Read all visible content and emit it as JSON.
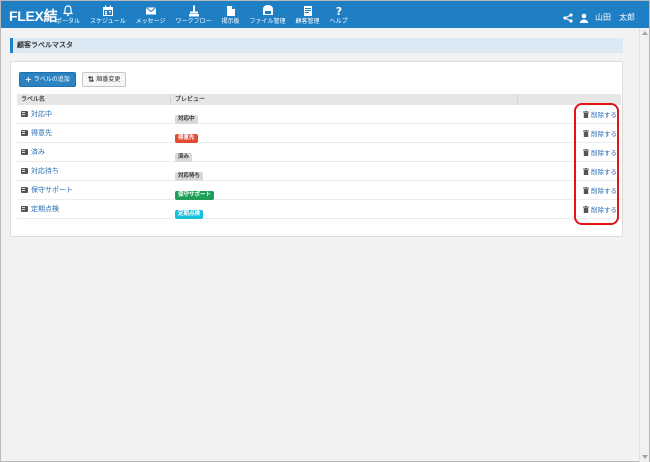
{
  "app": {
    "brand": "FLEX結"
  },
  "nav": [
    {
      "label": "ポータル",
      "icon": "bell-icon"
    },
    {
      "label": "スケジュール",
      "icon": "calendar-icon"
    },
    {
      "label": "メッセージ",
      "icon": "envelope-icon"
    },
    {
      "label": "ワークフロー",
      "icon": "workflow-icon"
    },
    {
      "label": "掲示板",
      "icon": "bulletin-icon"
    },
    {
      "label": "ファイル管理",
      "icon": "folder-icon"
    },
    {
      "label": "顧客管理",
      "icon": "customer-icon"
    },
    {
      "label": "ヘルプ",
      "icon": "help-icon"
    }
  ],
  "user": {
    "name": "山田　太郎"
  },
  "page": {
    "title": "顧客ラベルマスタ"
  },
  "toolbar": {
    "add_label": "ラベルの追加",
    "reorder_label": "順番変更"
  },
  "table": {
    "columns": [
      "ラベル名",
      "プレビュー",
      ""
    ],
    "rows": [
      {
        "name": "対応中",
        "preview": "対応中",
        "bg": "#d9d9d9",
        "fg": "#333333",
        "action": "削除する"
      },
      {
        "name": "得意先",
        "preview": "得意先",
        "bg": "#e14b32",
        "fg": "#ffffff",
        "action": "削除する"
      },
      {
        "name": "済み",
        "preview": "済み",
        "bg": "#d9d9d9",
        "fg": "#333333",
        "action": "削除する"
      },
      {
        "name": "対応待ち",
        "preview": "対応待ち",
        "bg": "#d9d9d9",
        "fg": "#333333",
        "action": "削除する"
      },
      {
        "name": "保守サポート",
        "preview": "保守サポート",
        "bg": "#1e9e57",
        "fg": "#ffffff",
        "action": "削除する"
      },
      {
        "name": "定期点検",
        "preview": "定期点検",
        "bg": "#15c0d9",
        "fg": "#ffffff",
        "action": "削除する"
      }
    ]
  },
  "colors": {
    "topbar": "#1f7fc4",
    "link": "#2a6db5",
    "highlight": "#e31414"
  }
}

---

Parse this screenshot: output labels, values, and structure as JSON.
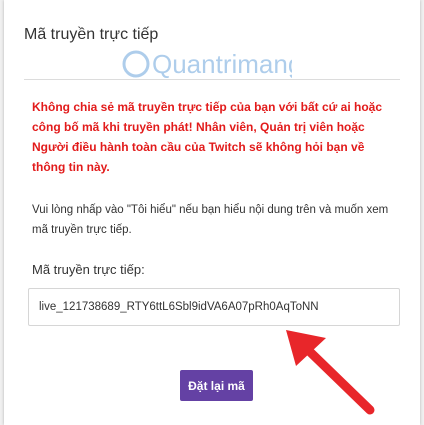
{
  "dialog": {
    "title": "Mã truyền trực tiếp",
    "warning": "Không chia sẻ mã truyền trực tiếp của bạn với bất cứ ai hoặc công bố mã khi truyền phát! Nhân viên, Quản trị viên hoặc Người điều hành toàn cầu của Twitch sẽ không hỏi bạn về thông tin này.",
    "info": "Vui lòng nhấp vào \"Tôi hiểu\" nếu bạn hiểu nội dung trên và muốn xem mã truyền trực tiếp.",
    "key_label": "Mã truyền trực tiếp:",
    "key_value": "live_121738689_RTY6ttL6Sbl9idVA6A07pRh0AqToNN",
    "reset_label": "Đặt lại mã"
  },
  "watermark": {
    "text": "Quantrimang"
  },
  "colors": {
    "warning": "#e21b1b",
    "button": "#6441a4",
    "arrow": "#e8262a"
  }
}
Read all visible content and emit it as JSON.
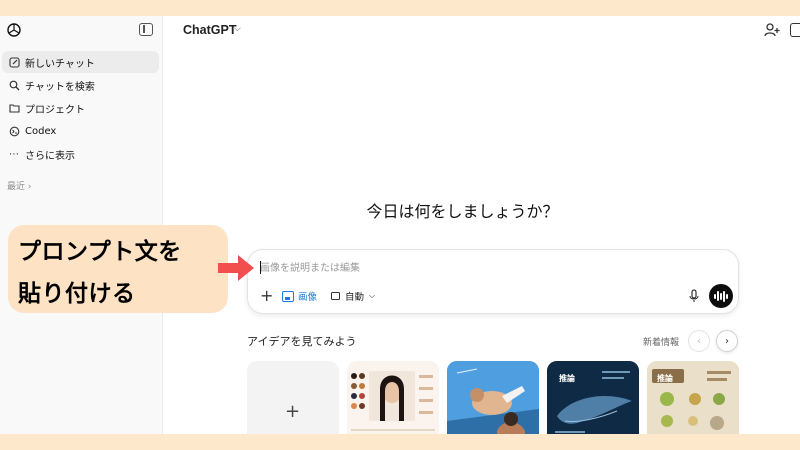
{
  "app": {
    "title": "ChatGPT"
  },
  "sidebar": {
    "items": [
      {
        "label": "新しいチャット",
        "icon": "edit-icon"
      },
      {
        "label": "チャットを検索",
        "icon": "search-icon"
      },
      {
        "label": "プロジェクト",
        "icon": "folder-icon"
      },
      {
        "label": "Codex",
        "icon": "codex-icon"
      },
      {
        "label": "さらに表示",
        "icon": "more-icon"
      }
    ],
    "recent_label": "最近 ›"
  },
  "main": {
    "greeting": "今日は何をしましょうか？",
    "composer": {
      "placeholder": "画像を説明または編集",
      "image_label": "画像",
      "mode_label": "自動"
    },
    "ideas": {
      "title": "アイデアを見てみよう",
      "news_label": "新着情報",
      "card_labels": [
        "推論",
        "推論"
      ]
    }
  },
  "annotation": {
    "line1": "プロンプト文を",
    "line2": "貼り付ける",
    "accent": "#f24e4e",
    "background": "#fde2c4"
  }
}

Exercise objective: Find the lines above holding the word "preview" and show them.

Task result:
        "preview": "対応中",
        "preview": "得意先",
        "preview": "済み",
        "preview": "対応待ち",
        "preview": "保守サポート",
        "preview": "定期点検",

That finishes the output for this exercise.